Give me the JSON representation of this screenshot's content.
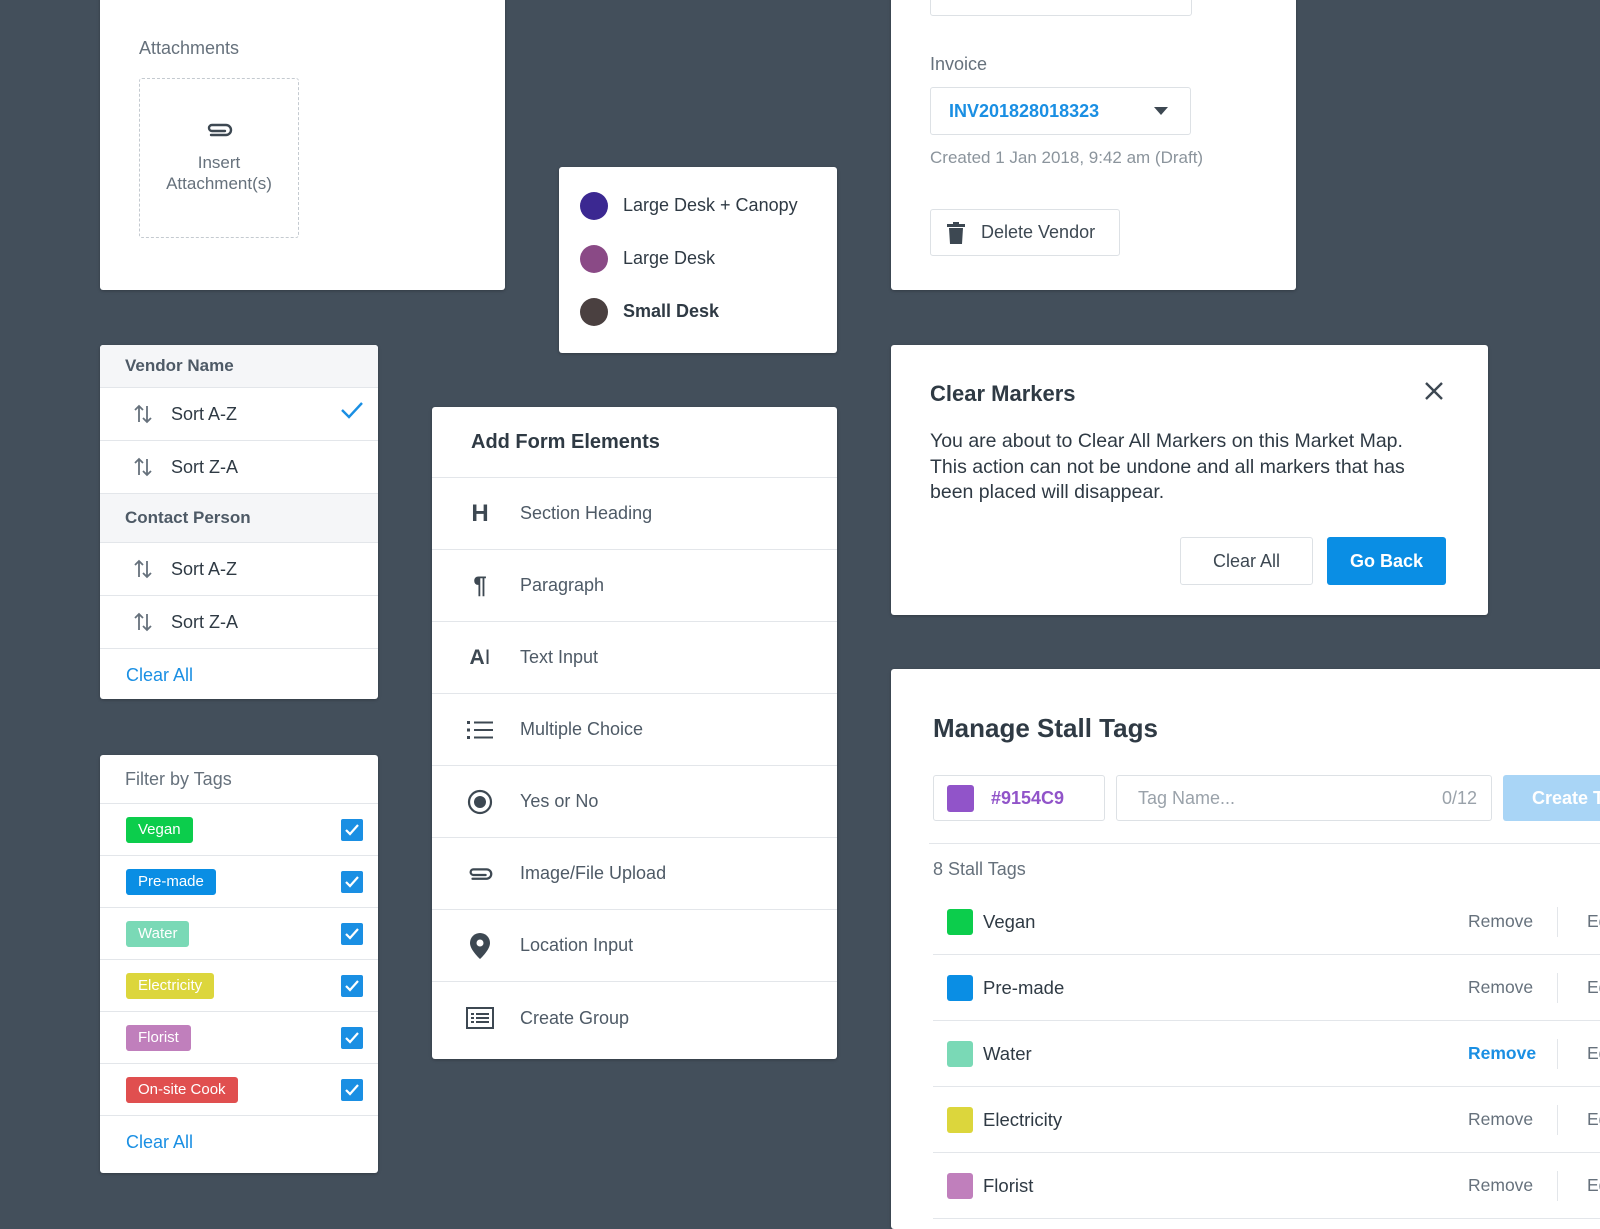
{
  "attachments": {
    "label": "Attachments",
    "insert_line1": "Insert",
    "insert_line2": "Attachment(s)"
  },
  "desks": [
    {
      "label": "Large Desk + Canopy",
      "color": "#3b2891"
    },
    {
      "label": "Large Desk",
      "color": "#8a4a86"
    },
    {
      "label": "Small Desk",
      "color": "#4a4040"
    }
  ],
  "invoice": {
    "label": "Invoice",
    "value": "INV201828018323",
    "meta": "Created 1 Jan 2018, 9:42 am (Draft)",
    "delete_label": "Delete Vendor"
  },
  "vendor_sort": {
    "section1": "Vendor Name",
    "section2": "Contact Person",
    "sort_az": "Sort A-Z",
    "sort_za": "Sort Z-A",
    "clear_all": "Clear All"
  },
  "filter": {
    "title": "Filter by Tags",
    "tags": [
      {
        "label": "Vegan",
        "color": "#0ccd4c"
      },
      {
        "label": "Pre-made",
        "color": "#0a8ee4"
      },
      {
        "label": "Water",
        "color": "#7ad9b6"
      },
      {
        "label": "Electricity",
        "color": "#dcd63c"
      },
      {
        "label": "Florist",
        "color": "#c07fbc"
      },
      {
        "label": "On-site Cook",
        "color": "#e04f4f"
      }
    ],
    "clear_all": "Clear All"
  },
  "form_elements": {
    "title": "Add Form Elements",
    "items": [
      {
        "label": "Section Heading",
        "icon": "heading-icon"
      },
      {
        "label": "Paragraph",
        "icon": "paragraph-icon"
      },
      {
        "label": "Text Input",
        "icon": "text-input-icon"
      },
      {
        "label": "Multiple Choice",
        "icon": "list-icon"
      },
      {
        "label": "Yes or No",
        "icon": "radio-icon"
      },
      {
        "label": "Image/File Upload",
        "icon": "paperclip-icon"
      },
      {
        "label": "Location Input",
        "icon": "location-pin-icon"
      },
      {
        "label": "Create Group",
        "icon": "group-icon"
      }
    ]
  },
  "modal": {
    "title": "Clear Markers",
    "body": "You are about to Clear All Markers on this Market Map. This action can not be undone and all markers that has been placed will disappear.",
    "clear_all": "Clear All",
    "go_back": "Go Back"
  },
  "stall_tags": {
    "title": "Manage Stall Tags",
    "color_value": "#9154C9",
    "name_placeholder": "Tag Name...",
    "char_count": "0/12",
    "create_label": "Create Tag",
    "count_label": "8 Stall Tags",
    "remove_label": "Remove",
    "edit_label": "Edit",
    "items": [
      {
        "label": "Vegan",
        "color": "#0ccd4c"
      },
      {
        "label": "Pre-made",
        "color": "#0a8ee4"
      },
      {
        "label": "Water",
        "color": "#7ad9b6"
      },
      {
        "label": "Electricity",
        "color": "#dcd63c"
      },
      {
        "label": "Florist",
        "color": "#c07fbc"
      }
    ]
  }
}
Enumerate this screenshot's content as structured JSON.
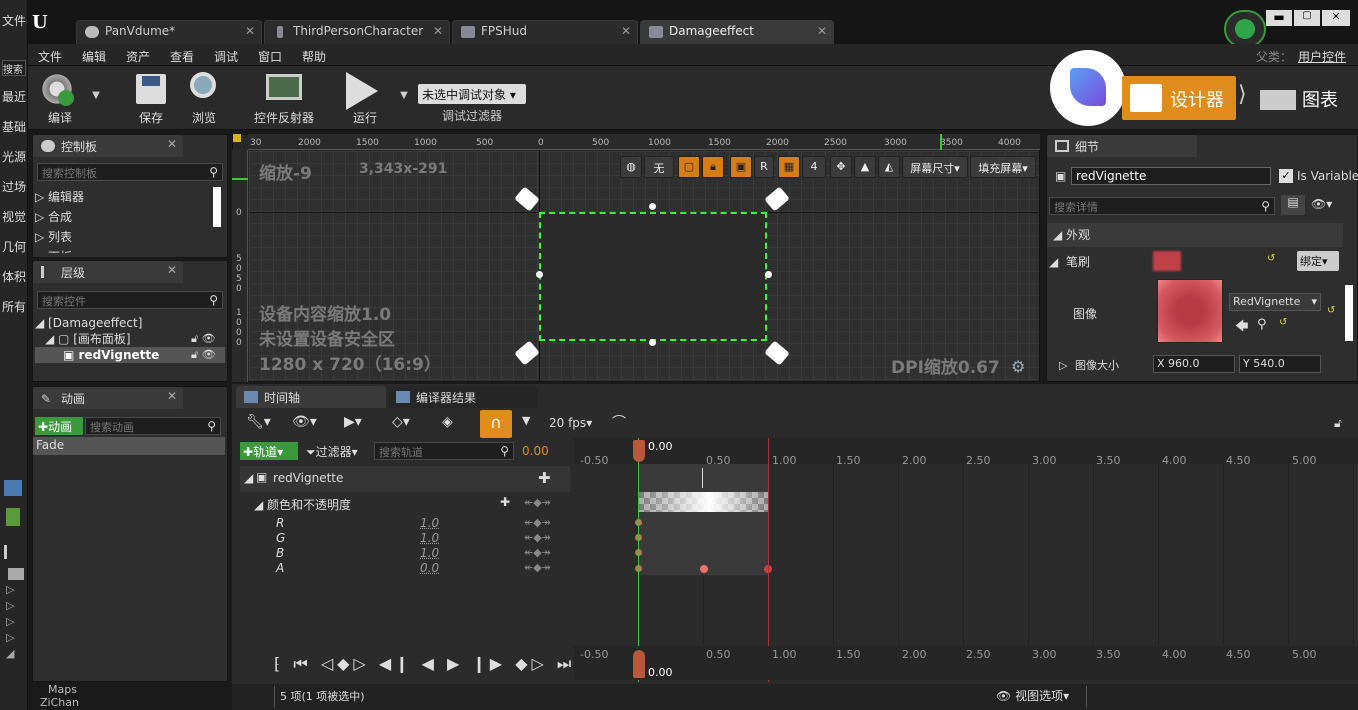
{
  "titlebar": {
    "tabs": [
      {
        "label": "PanVdume*"
      },
      {
        "label": "ThirdPersonCharacter"
      },
      {
        "label": "FPSHud"
      },
      {
        "label": "Damageeffect"
      }
    ],
    "parent_label": "父类：",
    "parent_value": "用户控件"
  },
  "menu": [
    "文件",
    "编辑",
    "资产",
    "查看",
    "调试",
    "窗口",
    "帮助"
  ],
  "left_strip": [
    "文件",
    "搜索",
    "最近",
    "基础",
    "光源",
    "过场",
    "视觉",
    "几何",
    "体积",
    "所有"
  ],
  "toolbar": {
    "compile": "编译",
    "save": "保存",
    "browse": "浏览",
    "widget_reflector": "控件反射器",
    "run": "运行",
    "debug_dropdown": "未选中调试对象",
    "debug_filter": "调试过滤器",
    "designer_label": "设计器",
    "graph_label": "图表"
  },
  "palette": {
    "title": "控制板",
    "search_placeholder": "搜索控制板",
    "items": [
      "编辑器",
      "合成",
      "列表",
      "面板"
    ]
  },
  "hierarchy": {
    "title": "层级",
    "search_placeholder": "搜索控件",
    "items": [
      "[Damageeffect]",
      "[画布面板]",
      "redVignette"
    ]
  },
  "animations": {
    "title": "动画",
    "add_button": "动画",
    "search_placeholder": "搜索动画",
    "items": [
      "Fade"
    ]
  },
  "designer": {
    "zoom": "缩放-9",
    "coords": "3,343x-291",
    "overlay_line1": "设备内容缩放1.0",
    "overlay_line2": "未设置设备安全区",
    "overlay_line3": "1280 x 720（16:9）",
    "dpi": "DPI缩放0.67",
    "tool_none": "无",
    "tool_r": "R",
    "tool_4": "4",
    "screen_size": "屏幕尺寸",
    "fill_screen": "填充屏幕",
    "ruler_top": [
      "30",
      "2000",
      "1500",
      "1000",
      "500",
      "0",
      "500",
      "1000",
      "1500",
      "2000",
      "2500",
      "3000",
      "3500",
      "4000"
    ],
    "ruler_left": [
      "0",
      "5",
      "0",
      "5",
      "0",
      "1",
      "0",
      "0",
      "0"
    ]
  },
  "details": {
    "title": "细节",
    "name_value": "redVignette",
    "is_variable": "Is Variable",
    "search_placeholder": "搜索详情",
    "section_appearance": "外观",
    "brush_label": "笔刷",
    "bind_label": "绑定",
    "image_label": "图像",
    "image_asset": "RedVignette",
    "image_size_label": "图像大小",
    "x_label": "X",
    "x_value": "960.0",
    "y_label": "Y",
    "y_value": "540.0"
  },
  "timeline": {
    "tab_timeline": "时间轴",
    "tab_compiler": "编译器结果",
    "fps": "20 fps",
    "track_button": "轨道",
    "filter_button": "过滤器",
    "search_placeholder": "搜索轨道",
    "time_value": "0.00",
    "track_name": "redVignette",
    "color_track": "颜色和不透明度",
    "channels": [
      {
        "name": "R",
        "value": "1.0"
      },
      {
        "name": "G",
        "value": "1.0"
      },
      {
        "name": "B",
        "value": "1.0"
      },
      {
        "name": "A",
        "value": "0.0"
      }
    ],
    "ruler": [
      "-0.50",
      "0.00",
      "0.50",
      "1.00",
      "1.50",
      "2.00",
      "2.50",
      "3.00",
      "3.50",
      "4.00",
      "4.50",
      "5.00"
    ],
    "playhead": "0.00"
  },
  "status": {
    "selection": "5 项(1 项被选中)",
    "view_options": "视图选项",
    "folders": [
      "Maps",
      "ZiChan"
    ]
  }
}
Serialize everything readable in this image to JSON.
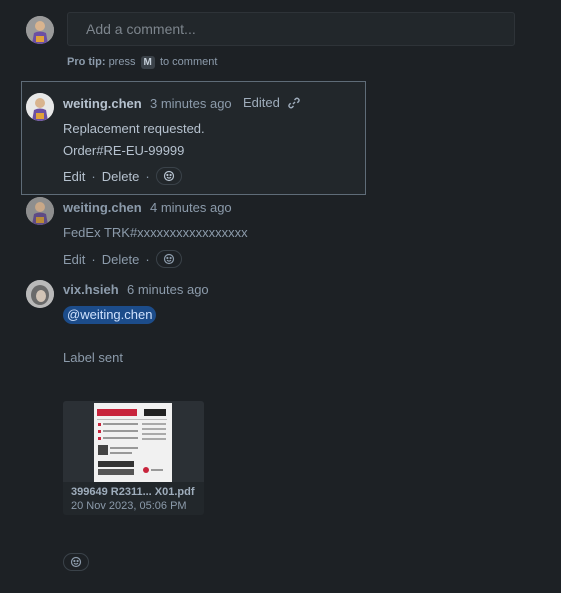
{
  "composer": {
    "placeholder": "Add a comment...",
    "protip_label": "Pro tip:",
    "protip_pre": "press",
    "protip_key": "M",
    "protip_post": "to comment"
  },
  "comments": [
    {
      "author": "weiting.chen",
      "time": "3 minutes ago",
      "edited": "Edited",
      "lines": [
        "Replacement requested.",
        "Order#RE-EU-99999"
      ],
      "actions": [
        "Edit",
        "Delete"
      ],
      "highlighted": true
    },
    {
      "author": "weiting.chen",
      "time": "4 minutes ago",
      "lines": [
        "FedEx TRK#xxxxxxxxxxxxxxxxx"
      ],
      "actions": [
        "Edit",
        "Delete"
      ]
    },
    {
      "author": "vix.hsieh",
      "time": "6 minutes ago",
      "mention": "@weiting.chen",
      "lines": [
        "Label sent"
      ],
      "attachment": {
        "filename": "399649 R2311... X01.pdf",
        "date": "20 Nov 2023, 05:06 PM"
      }
    }
  ],
  "icons": {
    "link": "link-icon",
    "emoji": "add-reaction-icon"
  }
}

★ ★ ★ ★ ★ ★ ★

-- What the task asks --
Omit the images and transcribe all of the records above word for word.

-- Output for this exercise --
Give me the JSON representation of this screenshot's content.
{
  "attachments": {
    "label": "Attachments",
    "insert_line1": "Insert",
    "insert_line2": "Attachment(s)"
  },
  "desks": [
    {
      "label": "Large Desk + Canopy",
      "color": "#3b2891"
    },
    {
      "label": "Large Desk",
      "color": "#8a4a86"
    },
    {
      "label": "Small Desk",
      "color": "#4a4040"
    }
  ],
  "invoice": {
    "label": "Invoice",
    "value": "INV201828018323",
    "meta": "Created 1 Jan 2018, 9:42 am (Draft)",
    "delete_label": "Delete Vendor"
  },
  "vendor_sort": {
    "section1": "Vendor Name",
    "section2": "Contact Person",
    "sort_az": "Sort A-Z",
    "sort_za": "Sort Z-A",
    "clear_all": "Clear All"
  },
  "filter": {
    "title": "Filter by Tags",
    "tags": [
      {
        "label": "Vegan",
        "color": "#0ccd4c"
      },
      {
        "label": "Pre-made",
        "color": "#0a8ee4"
      },
      {
        "label": "Water",
        "color": "#7ad9b6"
      },
      {
        "label": "Electricity",
        "color": "#dcd63c"
      },
      {
        "label": "Florist",
        "color": "#c07fbc"
      },
      {
        "label": "On-site Cook",
        "color": "#e04f4f"
      }
    ],
    "clear_all": "Clear All"
  },
  "form_elements": {
    "title": "Add Form Elements",
    "items": [
      {
        "label": "Section Heading",
        "icon": "heading-icon"
      },
      {
        "label": "Paragraph",
        "icon": "paragraph-icon"
      },
      {
        "label": "Text Input",
        "icon": "text-input-icon"
      },
      {
        "label": "Multiple Choice",
        "icon": "list-icon"
      },
      {
        "label": "Yes or No",
        "icon": "radio-icon"
      },
      {
        "label": "Image/File Upload",
        "icon": "paperclip-icon"
      },
      {
        "label": "Location Input",
        "icon": "location-pin-icon"
      },
      {
        "label": "Create Group",
        "icon": "group-icon"
      }
    ]
  },
  "modal": {
    "title": "Clear Markers",
    "body": "You are about to Clear All Markers on this Market Map. This action can not be undone and all markers that has been placed will disappear.",
    "clear_all": "Clear All",
    "go_back": "Go Back"
  },
  "stall_tags": {
    "title": "Manage Stall Tags",
    "color_value": "#9154C9",
    "name_placeholder": "Tag Name...",
    "char_count": "0/12",
    "create_label": "Create Tag",
    "count_label": "8 Stall Tags",
    "remove_label": "Remove",
    "edit_label": "Edit",
    "items": [
      {
        "label": "Vegan",
        "color": "#0ccd4c"
      },
      {
        "label": "Pre-made",
        "color": "#0a8ee4"
      },
      {
        "label": "Water",
        "color": "#7ad9b6"
      },
      {
        "label": "Electricity",
        "color": "#dcd63c"
      },
      {
        "label": "Florist",
        "color": "#c07fbc"
      }
    ]
  }
}
Enumerate this screenshot's content as structured JSON.
{
  "titlebar": {
    "tabs": [
      {
        "label": "PanVdume*"
      },
      {
        "label": "ThirdPersonCharacter"
      },
      {
        "label": "FPSHud"
      },
      {
        "label": "Damageeffect"
      }
    ],
    "parent_label": "父类：",
    "parent_value": "用户控件"
  },
  "menu": [
    "文件",
    "编辑",
    "资产",
    "查看",
    "调试",
    "窗口",
    "帮助"
  ],
  "left_strip": [
    "文件",
    "搜索",
    "最近",
    "基础",
    "光源",
    "过场",
    "视觉",
    "几何",
    "体积",
    "所有"
  ],
  "toolbar": {
    "compile": "编译",
    "save": "保存",
    "browse": "浏览",
    "widget_reflector": "控件反射器",
    "run": "运行",
    "debug_dropdown": "未选中调试对象",
    "debug_filter": "调试过滤器",
    "designer_label": "设计器",
    "graph_label": "图表"
  },
  "palette": {
    "title": "控制板",
    "search_placeholder": "搜索控制板",
    "items": [
      "编辑器",
      "合成",
      "列表",
      "面板"
    ]
  },
  "hierarchy": {
    "title": "层级",
    "search_placeholder": "搜索控件",
    "items": [
      "[Damageeffect]",
      "[画布面板]",
      "redVignette"
    ]
  },
  "animations": {
    "title": "动画",
    "add_button": "动画",
    "search_placeholder": "搜索动画",
    "items": [
      "Fade"
    ]
  },
  "designer": {
    "zoom": "缩放-9",
    "coords": "3,343x-291",
    "overlay_line1": "设备内容缩放1.0",
    "overlay_line2": "未设置设备安全区",
    "overlay_line3": "1280 x 720（16:9）",
    "dpi": "DPI缩放0.67",
    "tool_none": "无",
    "tool_r": "R",
    "tool_4": "4",
    "screen_size": "屏幕尺寸",
    "fill_screen": "填充屏幕",
    "ruler_top": [
      "30",
      "2000",
      "1500",
      "1000",
      "500",
      "0",
      "500",
      "1000",
      "1500",
      "2000",
      "2500",
      "3000",
      "3500",
      "4000"
    ],
    "ruler_left": [
      "0",
      "5",
      "0",
      "5",
      "0",
      "1",
      "0",
      "0",
      "0"
    ]
  },
  "details": {
    "title": "细节",
    "name_value": "redVignette",
    "is_variable": "Is Variable",
    "search_placeholder": "搜索详情",
    "section_appearance": "外观",
    "brush_label": "笔刷",
    "bind_label": "绑定",
    "image_label": "图像",
    "image_asset": "RedVignette",
    "image_size_label": "图像大小",
    "x_label": "X",
    "x_value": "960.0",
    "y_label": "Y",
    "y_value": "540.0"
  },
  "timeline": {
    "tab_timeline": "时间轴",
    "tab_compiler": "编译器结果",
    "fps": "20 fps",
    "track_button": "轨道",
    "filter_button": "过滤器",
    "search_placeholder": "搜索轨道",
    "time_value": "0.00",
    "track_name": "redVignette",
    "color_track": "颜色和不透明度",
    "channels": [
      {
        "name": "R",
        "value": "1.0"
      },
      {
        "name": "G",
        "value": "1.0"
      },
      {
        "name": "B",
        "value": "1.0"
      },
      {
        "name": "A",
        "value": "0.0"
      }
    ],
    "ruler": [
      "-0.50",
      "0.00",
      "0.50",
      "1.00",
      "1.50",
      "2.00",
      "2.50",
      "3.00",
      "3.50",
      "4.00",
      "4.50",
      "5.00"
    ],
    "playhead": "0.00"
  },
  "status": {
    "selection": "5 项(1 项被选中)",
    "view_options": "视图选项",
    "folders": [
      "Maps",
      "ZiChan"
    ]
  }
}
Serialize everything readable in this image to JSON.
{
  "composer": {
    "placeholder": "Add a comment...",
    "protip_label": "Pro tip:",
    "protip_pre": "press",
    "protip_key": "M",
    "protip_post": "to comment"
  },
  "comments": [
    {
      "author": "weiting.chen",
      "time": "3 minutes ago",
      "edited": "Edited",
      "lines": [
        "Replacement requested.",
        "Order#RE-EU-99999"
      ],
      "actions": [
        "Edit",
        "Delete"
      ],
      "highlighted": true
    },
    {
      "author": "weiting.chen",
      "time": "4 minutes ago",
      "lines": [
        "FedEx TRK#xxxxxxxxxxxxxxxxx"
      ],
      "actions": [
        "Edit",
        "Delete"
      ]
    },
    {
      "author": "vix.hsieh",
      "time": "6 minutes ago",
      "mention": "@weiting.chen",
      "lines": [
        "Label sent"
      ],
      "attachment": {
        "filename": "399649 R2311... X01.pdf",
        "date": "20 Nov 2023, 05:06 PM"
      }
    }
  ],
  "icons": {
    "link": "link-icon",
    "emoji": "add-reaction-icon"
  }
}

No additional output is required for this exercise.